Collection entries:
------

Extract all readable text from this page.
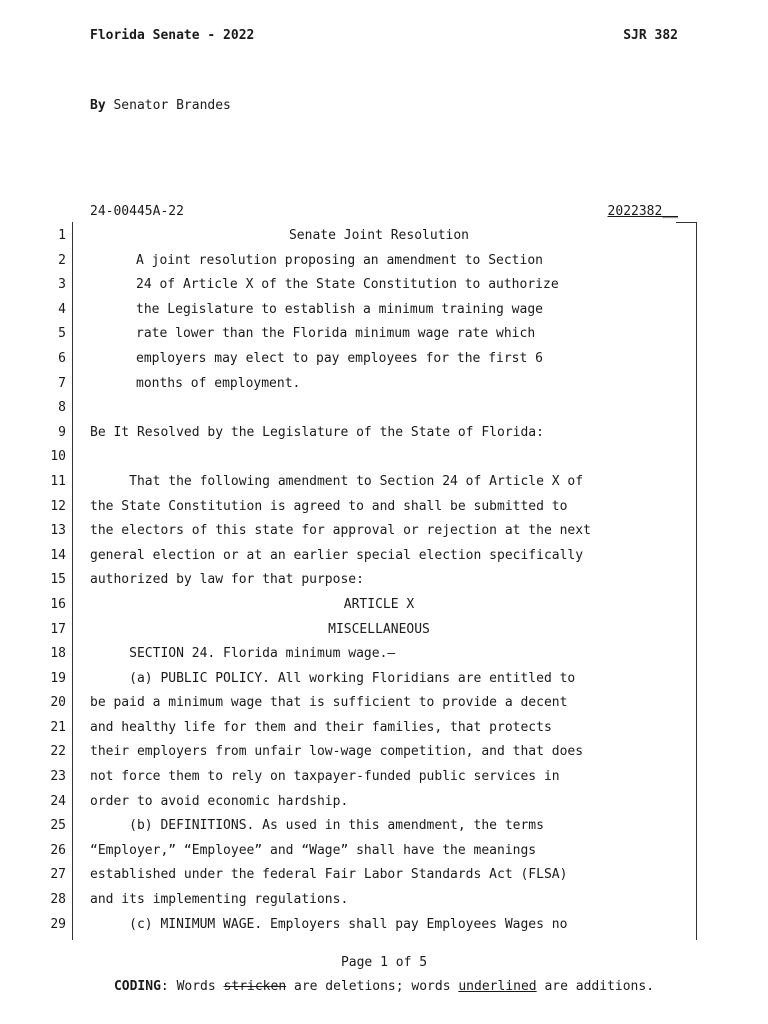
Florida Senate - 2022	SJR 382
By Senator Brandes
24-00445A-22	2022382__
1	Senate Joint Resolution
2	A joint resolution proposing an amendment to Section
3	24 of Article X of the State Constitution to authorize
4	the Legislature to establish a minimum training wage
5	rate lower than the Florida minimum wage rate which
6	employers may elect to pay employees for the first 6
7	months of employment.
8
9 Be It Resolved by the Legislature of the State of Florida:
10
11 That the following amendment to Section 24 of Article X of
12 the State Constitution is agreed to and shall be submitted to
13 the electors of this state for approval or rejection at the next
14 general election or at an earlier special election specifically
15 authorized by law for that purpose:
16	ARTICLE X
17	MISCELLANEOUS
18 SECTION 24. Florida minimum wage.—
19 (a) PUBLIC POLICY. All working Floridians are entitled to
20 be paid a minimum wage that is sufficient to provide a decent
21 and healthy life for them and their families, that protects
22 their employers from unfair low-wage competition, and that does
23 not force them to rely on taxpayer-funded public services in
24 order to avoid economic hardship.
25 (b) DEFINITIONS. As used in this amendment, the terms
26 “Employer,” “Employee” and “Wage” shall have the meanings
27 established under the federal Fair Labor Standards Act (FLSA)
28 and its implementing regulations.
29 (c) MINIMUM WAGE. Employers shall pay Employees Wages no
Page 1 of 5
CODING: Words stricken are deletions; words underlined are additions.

------

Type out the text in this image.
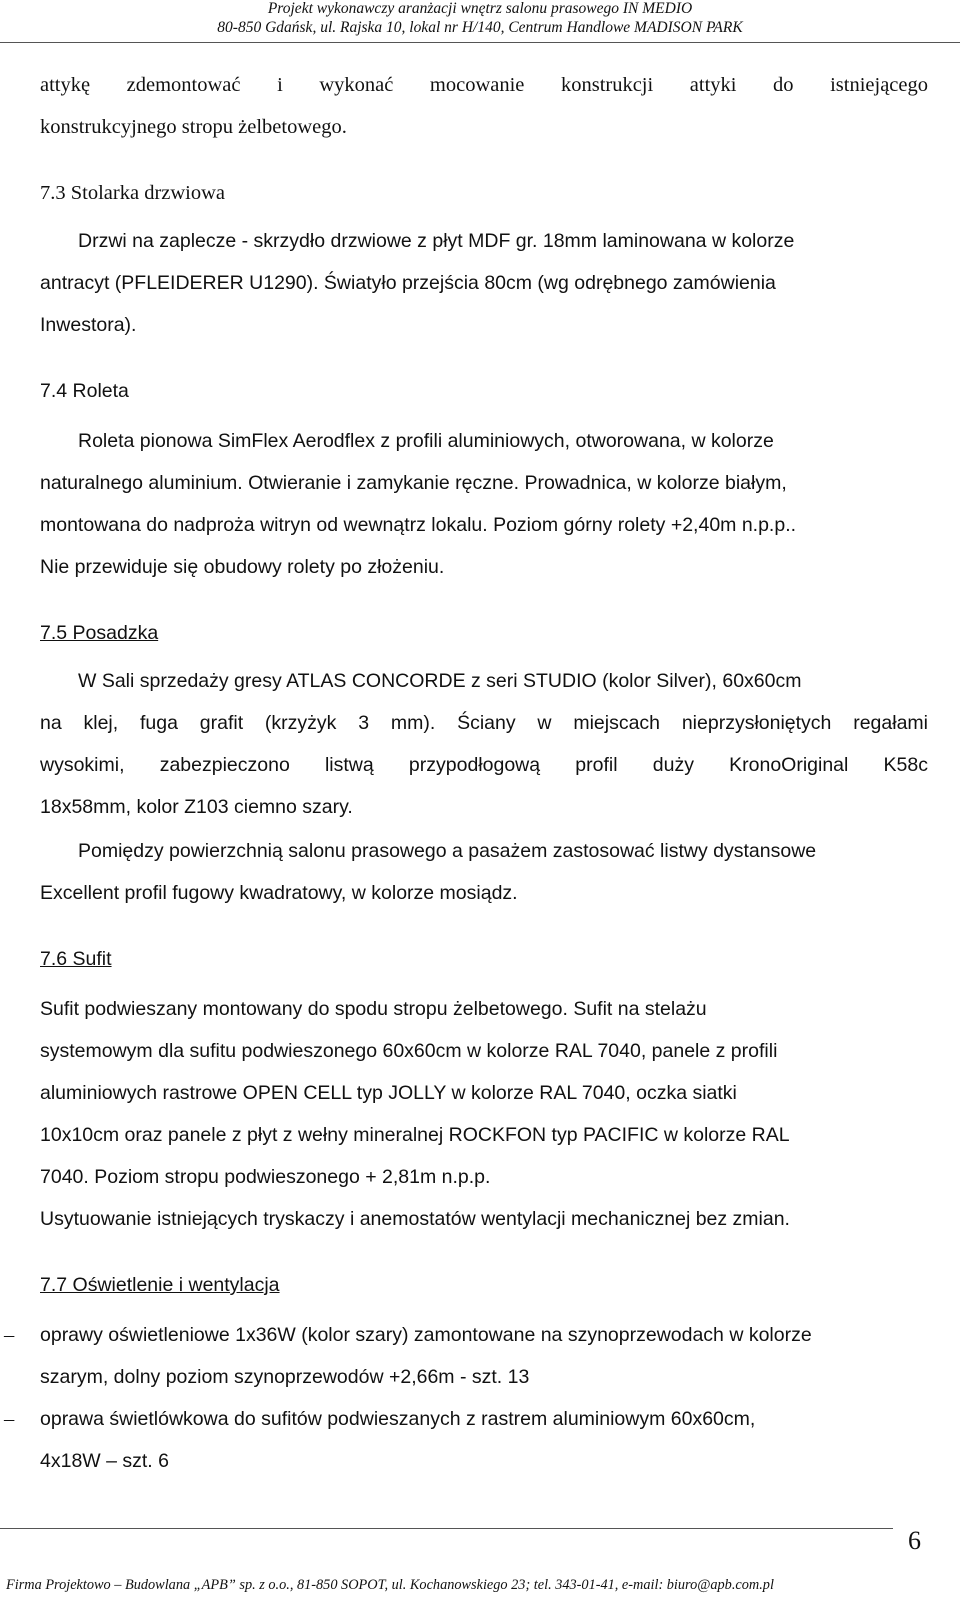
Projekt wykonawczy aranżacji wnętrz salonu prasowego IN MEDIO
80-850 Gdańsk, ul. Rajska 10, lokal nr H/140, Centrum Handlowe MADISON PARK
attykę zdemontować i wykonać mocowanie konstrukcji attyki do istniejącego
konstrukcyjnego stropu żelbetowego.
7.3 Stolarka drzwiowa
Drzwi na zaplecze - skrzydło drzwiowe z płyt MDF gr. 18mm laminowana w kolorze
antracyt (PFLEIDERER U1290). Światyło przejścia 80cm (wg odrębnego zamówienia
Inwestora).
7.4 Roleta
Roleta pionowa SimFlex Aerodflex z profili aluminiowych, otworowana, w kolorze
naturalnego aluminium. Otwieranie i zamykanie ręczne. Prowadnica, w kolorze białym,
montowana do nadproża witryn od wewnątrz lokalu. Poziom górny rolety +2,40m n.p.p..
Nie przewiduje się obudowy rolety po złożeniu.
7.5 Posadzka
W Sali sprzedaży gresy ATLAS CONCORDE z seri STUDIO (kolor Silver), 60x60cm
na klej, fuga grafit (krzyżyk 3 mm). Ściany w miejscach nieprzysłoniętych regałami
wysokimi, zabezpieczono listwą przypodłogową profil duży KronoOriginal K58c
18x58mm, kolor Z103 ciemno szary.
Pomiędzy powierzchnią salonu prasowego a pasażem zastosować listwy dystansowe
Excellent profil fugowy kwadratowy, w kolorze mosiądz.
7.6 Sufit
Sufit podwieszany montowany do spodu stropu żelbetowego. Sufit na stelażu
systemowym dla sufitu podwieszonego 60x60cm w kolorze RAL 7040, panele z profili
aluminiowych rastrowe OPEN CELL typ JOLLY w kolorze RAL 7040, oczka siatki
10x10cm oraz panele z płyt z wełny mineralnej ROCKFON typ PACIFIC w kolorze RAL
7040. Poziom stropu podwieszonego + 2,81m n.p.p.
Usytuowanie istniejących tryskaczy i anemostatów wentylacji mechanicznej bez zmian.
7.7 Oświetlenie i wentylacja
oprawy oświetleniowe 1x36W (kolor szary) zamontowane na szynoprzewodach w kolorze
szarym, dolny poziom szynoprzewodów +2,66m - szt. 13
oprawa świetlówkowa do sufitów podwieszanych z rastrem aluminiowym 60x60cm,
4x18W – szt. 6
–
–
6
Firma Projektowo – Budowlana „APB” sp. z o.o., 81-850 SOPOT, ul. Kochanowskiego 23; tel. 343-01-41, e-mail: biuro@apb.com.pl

------

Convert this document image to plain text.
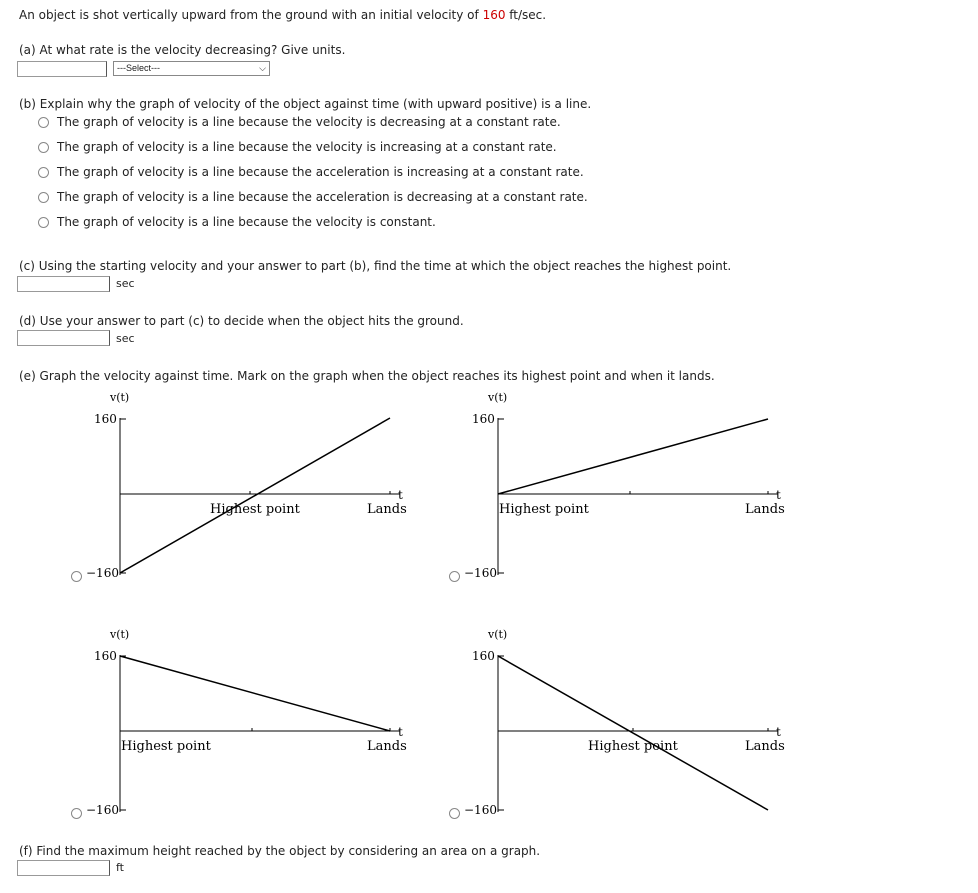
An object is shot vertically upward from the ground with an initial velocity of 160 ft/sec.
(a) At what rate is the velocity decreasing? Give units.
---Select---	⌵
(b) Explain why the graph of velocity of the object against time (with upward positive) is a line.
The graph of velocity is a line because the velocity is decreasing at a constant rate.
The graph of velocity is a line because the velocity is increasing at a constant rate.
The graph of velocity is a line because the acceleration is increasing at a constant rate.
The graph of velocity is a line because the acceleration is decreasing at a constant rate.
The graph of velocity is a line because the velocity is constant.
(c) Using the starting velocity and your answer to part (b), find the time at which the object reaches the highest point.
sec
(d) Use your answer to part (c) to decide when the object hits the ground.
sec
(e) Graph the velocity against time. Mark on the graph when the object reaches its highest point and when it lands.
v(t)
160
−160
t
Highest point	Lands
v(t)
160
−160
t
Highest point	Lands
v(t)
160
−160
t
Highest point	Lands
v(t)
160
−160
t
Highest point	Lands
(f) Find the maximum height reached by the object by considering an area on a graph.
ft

------

§ **Your goal**: Collect the complete line wherever the string "from" appears in the records.

§ **Solution to the exercise**:
Extract all readable text from this page.
22 their employers from unfair low-wage competition, and that does
An object is shot vertically upward from the ground with an initial velocity of 160 ft/sec.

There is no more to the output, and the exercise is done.